[Excerpts from a figure dataset]
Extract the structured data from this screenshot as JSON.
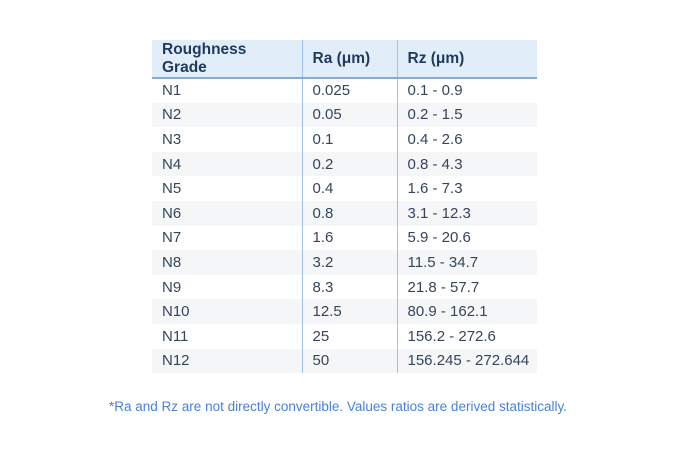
{
  "chart_data": {
    "type": "table",
    "columns": [
      "Roughness Grade",
      "Ra (μm)",
      "Rz (μm)"
    ],
    "rows": [
      {
        "grade": "N1",
        "ra": "0.025",
        "rz": "0.1 - 0.9"
      },
      {
        "grade": "N2",
        "ra": "0.05",
        "rz": "0.2 - 1.5"
      },
      {
        "grade": "N3",
        "ra": "0.1",
        "rz": "0.4 - 2.6"
      },
      {
        "grade": "N4",
        "ra": "0.2",
        "rz": "0.8 - 4.3"
      },
      {
        "grade": "N5",
        "ra": "0.4",
        "rz": "1.6 - 7.3"
      },
      {
        "grade": "N6",
        "ra": "0.8",
        "rz": "3.1 - 12.3"
      },
      {
        "grade": "N7",
        "ra": "1.6",
        "rz": "5.9 - 20.6"
      },
      {
        "grade": "N8",
        "ra": "3.2",
        "rz": "11.5 - 34.7"
      },
      {
        "grade": "N9",
        "ra": "8.3",
        "rz": "21.8 - 57.7"
      },
      {
        "grade": "N10",
        "ra": "12.5",
        "rz": "80.9 - 162.1"
      },
      {
        "grade": "N11",
        "ra": "25",
        "rz": "156.2 - 272.6"
      },
      {
        "grade": "N12",
        "ra": "50",
        "rz": "156.245 - 272.644"
      }
    ],
    "annotations": [
      "*Ra and Rz are not directly convertible. Values ratios are derived statistically."
    ]
  },
  "colors": {
    "page_bg": "#ffffff",
    "header_bg": "#e2edfa",
    "header_text": "#1e3a5f",
    "header_border": "#86aad6",
    "column_divider": "#9fc0ea",
    "row_stripe": "#f4f6f8",
    "body_text": "#36455a",
    "footnote_text": "#4a80d9"
  }
}
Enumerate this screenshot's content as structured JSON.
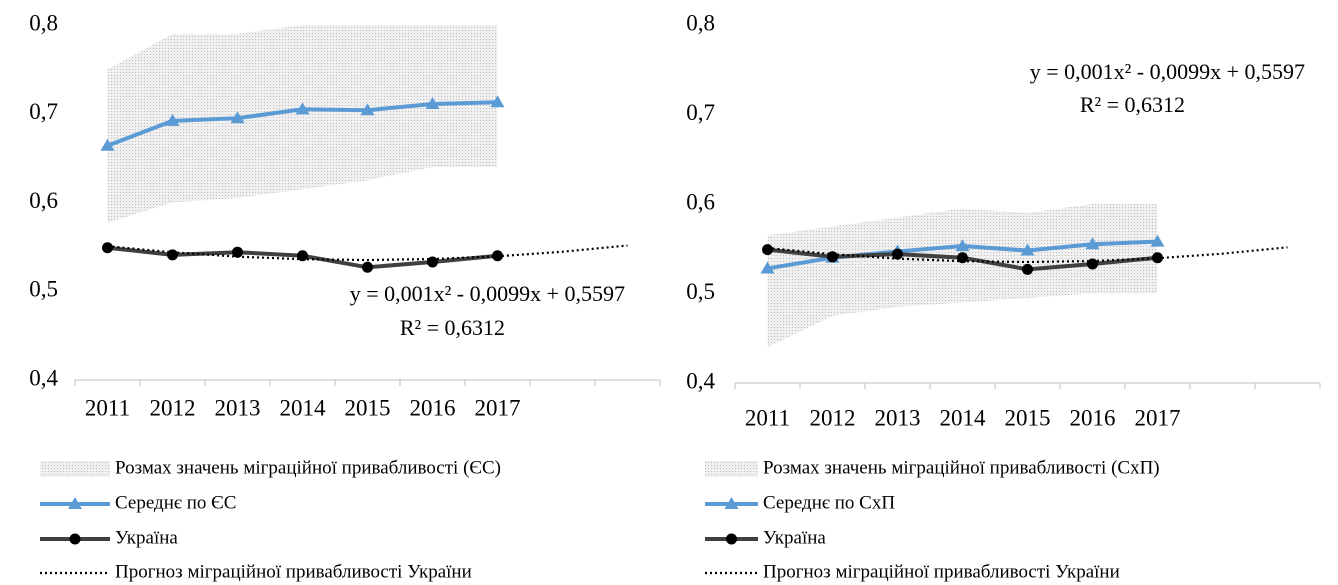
{
  "chart_data": [
    {
      "type": "line",
      "categories": [
        "2011",
        "2012",
        "2013",
        "2014",
        "2015",
        "2016",
        "2017",
        null,
        null
      ],
      "ylim": [
        0.4,
        0.8
      ],
      "yticks": [
        {
          "value": 0.4,
          "label": "0,4"
        },
        {
          "value": 0.5,
          "label": "0,5"
        },
        {
          "value": 0.6,
          "label": "0,6"
        },
        {
          "value": 0.7,
          "label": "0,7"
        },
        {
          "value": 0.8,
          "label": "0,8"
        }
      ],
      "trend_equation": "y = 0,001x² - 0,0099x + 0,5597",
      "trend_r2": "R² = 0,6312",
      "series": [
        {
          "name": "Розмах значень міграційної привабливості (ЄС)",
          "style": "band",
          "color": "#d9d9d9",
          "low": [
            0.577,
            0.6,
            0.605,
            0.615,
            0.625,
            0.64,
            0.64,
            null,
            null
          ],
          "high": [
            0.75,
            0.79,
            0.79,
            0.8,
            0.8,
            0.8,
            0.8,
            null,
            null
          ]
        },
        {
          "name": "Середнє по ЄС",
          "style": "triangle",
          "color": "#5b9bd5",
          "values": [
            0.664,
            0.692,
            0.695,
            0.705,
            0.704,
            0.711,
            0.713,
            null,
            null
          ]
        },
        {
          "name": "Україна",
          "style": "circle",
          "color": "#404040",
          "values": [
            0.549,
            0.541,
            0.544,
            0.54,
            0.527,
            0.533,
            0.54,
            null,
            null
          ]
        },
        {
          "name": "Прогноз міграційної привабливості України",
          "style": "dotted",
          "color": "#000000",
          "values": [
            0.5508,
            0.5439,
            0.539,
            0.5361,
            0.5352,
            0.5363,
            0.5394,
            0.5445,
            0.5516
          ]
        }
      ]
    },
    {
      "type": "line",
      "categories": [
        "2011",
        "2012",
        "2013",
        "2014",
        "2015",
        "2016",
        "2017",
        null,
        null
      ],
      "ylim": [
        0.4,
        0.8
      ],
      "yticks": [
        {
          "value": 0.4,
          "label": "0,4"
        },
        {
          "value": 0.5,
          "label": "0,5"
        },
        {
          "value": 0.6,
          "label": "0,6"
        },
        {
          "value": 0.7,
          "label": "0,7"
        },
        {
          "value": 0.8,
          "label": "0,8"
        }
      ],
      "trend_equation": "y = 0,001x² - 0,0099x + 0,5597",
      "trend_r2": "R² = 0,6312",
      "series": [
        {
          "name": "Розмах значень міграційної привабливості (СхП)",
          "style": "band",
          "color": "#d9d9d9",
          "low": [
            0.44,
            0.475,
            0.485,
            0.49,
            0.495,
            0.5,
            0.5,
            null,
            null
          ],
          "high": [
            0.565,
            0.575,
            0.585,
            0.595,
            0.59,
            0.6,
            0.6,
            null,
            null
          ]
        },
        {
          "name": "Середнє по СхП",
          "style": "triangle",
          "color": "#5b9bd5",
          "values": [
            0.528,
            0.54,
            0.547,
            0.553,
            0.548,
            0.555,
            0.558,
            null,
            null
          ]
        },
        {
          "name": "Україна",
          "style": "circle",
          "color": "#404040",
          "values": [
            0.549,
            0.541,
            0.544,
            0.54,
            0.527,
            0.533,
            0.54,
            null,
            null
          ]
        },
        {
          "name": "Прогноз міграційної привабливості України",
          "style": "dotted",
          "color": "#000000",
          "values": [
            0.5508,
            0.5439,
            0.539,
            0.5361,
            0.5352,
            0.5363,
            0.5394,
            0.5445,
            0.5516
          ]
        }
      ]
    }
  ]
}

### Problem description
Reproduce the records verbatim, omitting all images they contain.

### Task output
Extract the structured data from this screenshot as JSON.
{
  "chart_data": {
    "type": "table",
    "columns": [
      "Roughness Grade",
      "Ra (μm)",
      "Rz (μm)"
    ],
    "rows": [
      {
        "grade": "N1",
        "ra": "0.025",
        "rz": "0.1 - 0.9"
      },
      {
        "grade": "N2",
        "ra": "0.05",
        "rz": "0.2 - 1.5"
      },
      {
        "grade": "N3",
        "ra": "0.1",
        "rz": "0.4 - 2.6"
      },
      {
        "grade": "N4",
        "ra": "0.2",
        "rz": "0.8 - 4.3"
      },
      {
        "grade": "N5",
        "ra": "0.4",
        "rz": "1.6 - 7.3"
      },
      {
        "grade": "N6",
        "ra": "0.8",
        "rz": "3.1 - 12.3"
      },
      {
        "grade": "N7",
        "ra": "1.6",
        "rz": "5.9 - 20.6"
      },
      {
        "grade": "N8",
        "ra": "3.2",
        "rz": "11.5 - 34.7"
      },
      {
        "grade": "N9",
        "ra": "8.3",
        "rz": "21.8 - 57.7"
      },
      {
        "grade": "N10",
        "ra": "12.5",
        "rz": "80.9 - 162.1"
      },
      {
        "grade": "N11",
        "ra": "25",
        "rz": "156.2 - 272.6"
      },
      {
        "grade": "N12",
        "ra": "50",
        "rz": "156.245 - 272.644"
      }
    ],
    "annotations": [
      "*Ra and Rz are not directly convertible. Values ratios are derived statistically."
    ]
  },
  "colors": {
    "page_bg": "#ffffff",
    "header_bg": "#e2edfa",
    "header_text": "#1e3a5f",
    "header_border": "#86aad6",
    "column_divider": "#9fc0ea",
    "row_stripe": "#f4f6f8",
    "body_text": "#36455a",
    "footnote_text": "#4a80d9"
  }
}
Enumerate this screenshot's content as structured JSON.
{
  "chart_data": [
    {
      "type": "line",
      "categories": [
        "2011",
        "2012",
        "2013",
        "2014",
        "2015",
        "2016",
        "2017",
        null,
        null
      ],
      "ylim": [
        0.4,
        0.8
      ],
      "yticks": [
        {
          "value": 0.4,
          "label": "0,4"
        },
        {
          "value": 0.5,
          "label": "0,5"
        },
        {
          "value": 0.6,
          "label": "0,6"
        },
        {
          "value": 0.7,
          "label": "0,7"
        },
        {
          "value": 0.8,
          "label": "0,8"
        }
      ],
      "trend_equation": "y = 0,001x² - 0,0099x + 0,5597",
      "trend_r2": "R² = 0,6312",
      "series": [
        {
          "name": "Розмах значень міграційної привабливості (ЄС)",
          "style": "band",
          "color": "#d9d9d9",
          "low": [
            0.577,
            0.6,
            0.605,
            0.615,
            0.625,
            0.64,
            0.64,
            null,
            null
          ],
          "high": [
            0.75,
            0.79,
            0.79,
            0.8,
            0.8,
            0.8,
            0.8,
            null,
            null
          ]
        },
        {
          "name": "Середнє по ЄС",
          "style": "triangle",
          "color": "#5b9bd5",
          "values": [
            0.664,
            0.692,
            0.695,
            0.705,
            0.704,
            0.711,
            0.713,
            null,
            null
          ]
        },
        {
          "name": "Україна",
          "style": "circle",
          "color": "#404040",
          "values": [
            0.549,
            0.541,
            0.544,
            0.54,
            0.527,
            0.533,
            0.54,
            null,
            null
          ]
        },
        {
          "name": "Прогноз міграційної привабливості України",
          "style": "dotted",
          "color": "#000000",
          "values": [
            0.5508,
            0.5439,
            0.539,
            0.5361,
            0.5352,
            0.5363,
            0.5394,
            0.5445,
            0.5516
          ]
        }
      ]
    },
    {
      "type": "line",
      "categories": [
        "2011",
        "2012",
        "2013",
        "2014",
        "2015",
        "2016",
        "2017",
        null,
        null
      ],
      "ylim": [
        0.4,
        0.8
      ],
      "yticks": [
        {
          "value": 0.4,
          "label": "0,4"
        },
        {
          "value": 0.5,
          "label": "0,5"
        },
        {
          "value": 0.6,
          "label": "0,6"
        },
        {
          "value": 0.7,
          "label": "0,7"
        },
        {
          "value": 0.8,
          "label": "0,8"
        }
      ],
      "trend_equation": "y = 0,001x² - 0,0099x + 0,5597",
      "trend_r2": "R² = 0,6312",
      "series": [
        {
          "name": "Розмах значень міграційної привабливості (СхП)",
          "style": "band",
          "color": "#d9d9d9",
          "low": [
            0.44,
            0.475,
            0.485,
            0.49,
            0.495,
            0.5,
            0.5,
            null,
            null
          ],
          "high": [
            0.565,
            0.575,
            0.585,
            0.595,
            0.59,
            0.6,
            0.6,
            null,
            null
          ]
        },
        {
          "name": "Середнє по СхП",
          "style": "triangle",
          "color": "#5b9bd5",
          "values": [
            0.528,
            0.54,
            0.547,
            0.553,
            0.548,
            0.555,
            0.558,
            null,
            null
          ]
        },
        {
          "name": "Україна",
          "style": "circle",
          "color": "#404040",
          "values": [
            0.549,
            0.541,
            0.544,
            0.54,
            0.527,
            0.533,
            0.54,
            null,
            null
          ]
        },
        {
          "name": "Прогноз міграційної привабливості України",
          "style": "dotted",
          "color": "#000000",
          "values": [
            0.5508,
            0.5439,
            0.539,
            0.5361,
            0.5352,
            0.5363,
            0.5394,
            0.5445,
            0.5516
          ]
        }
      ]
    }
  ]
}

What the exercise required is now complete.